* GIVEN PROBLEM: Return all of the entries word for word, but omit the pictures they contain.

━━ DATASET EXTRACT

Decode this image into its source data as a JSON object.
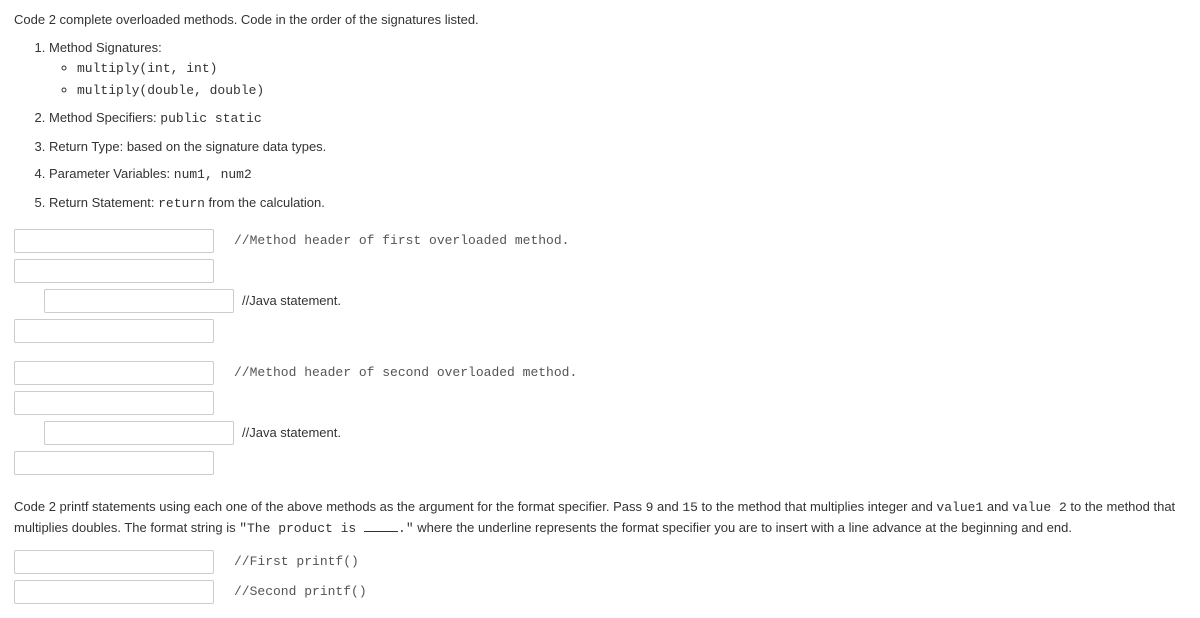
{
  "intro": "Code 2 complete overloaded methods.  Code in the order of the signatures listed.",
  "list": {
    "item1": {
      "label": "Method Signatures:",
      "sub1": "multiply(int, int)",
      "sub2": "multiply(double, double)"
    },
    "item2": {
      "label": "Method Specifiers: ",
      "value": "public static"
    },
    "item3": {
      "label": "Return Type:",
      "rest": "  based on the signature data types."
    },
    "item4": {
      "label": "Parameter Variables: ",
      "value": "num1, num2"
    },
    "item5": {
      "label": "Return Statement: ",
      "code": "return",
      "rest": " from the calculation."
    }
  },
  "comments": {
    "c1": "//Method header of first overloaded method.",
    "c2": "//Java statement.",
    "c3": "//Method header of second overloaded method.",
    "c4": "//Java statement.",
    "c5": "//First printf()",
    "c6": "//Second printf()"
  },
  "section2": {
    "p1a": "Code 2 printf statements using each one of the above methods as the argument for the format specifier.  Pass ",
    "v9": "9",
    "p1b": " and ",
    "v15": "15",
    "p1c": " to the method that multiplies integer and ",
    "vv1": "value1",
    "p1d": " and ",
    "vv2": "value 2",
    "p1e": " to the method that multiplies doubles.  The format string is ",
    "fmt": "\"The product is ",
    "fmt2": ".\"",
    "p1f": "  where the underline represents the format specifier you are to insert with a line advance at the beginning and end."
  }
}
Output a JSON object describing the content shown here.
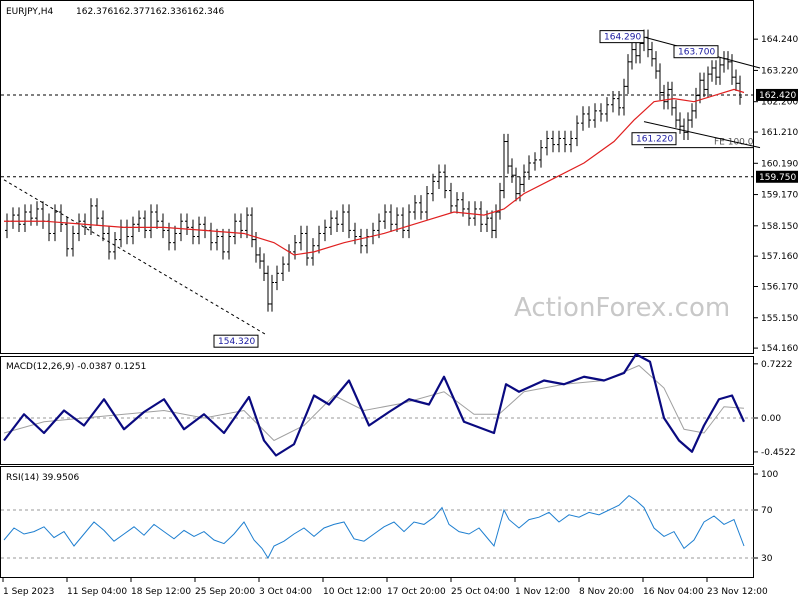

━━━━

* FULL SOLUTION:
Decode this image into its source data as a JSON object.
{
  "intro": "Code 2 complete overloaded methods.  Code in the order of the signatures listed.",
  "list": {
    "item1": {
      "label": "Method Signatures:",
      "sub1": "multiply(int, int)",
      "sub2": "multiply(double, double)"
    },
    "item2": {
      "label": "Method Specifiers: ",
      "value": "public static"
    },
    "item3": {
      "label": "Return Type:",
      "rest": "  based on the signature data types."
    },
    "item4": {
      "label": "Parameter Variables: ",
      "value": "num1, num2"
    },
    "item5": {
      "label": "Return Statement: ",
      "code": "return",
      "rest": " from the calculation."
    }
  },
  "comments": {
    "c1": "//Method header of first overloaded method.",
    "c2": "//Java statement.",
    "c3": "//Method header of second overloaded method.",
    "c4": "//Java statement.",
    "c5": "//First printf()",
    "c6": "//Second printf()"
  },
  "section2": {
    "p1a": "Code 2 printf statements using each one of the above methods as the argument for the format specifier.  Pass ",
    "v9": "9",
    "p1b": " and ",
    "v15": "15",
    "p1c": " to the method that multiplies integer and ",
    "vv1": "value1",
    "p1d": " and ",
    "vv2": "value 2",
    "p1e": " to the method that multiplies doubles.  The format string is ",
    "fmt": "\"The product is ",
    "fmt2": ".\"",
    "p1f": "  where the underline represents the format specifier you are to insert with a line advance at the beginning and end."
  }
}
Output a JSON object describing the content shown here.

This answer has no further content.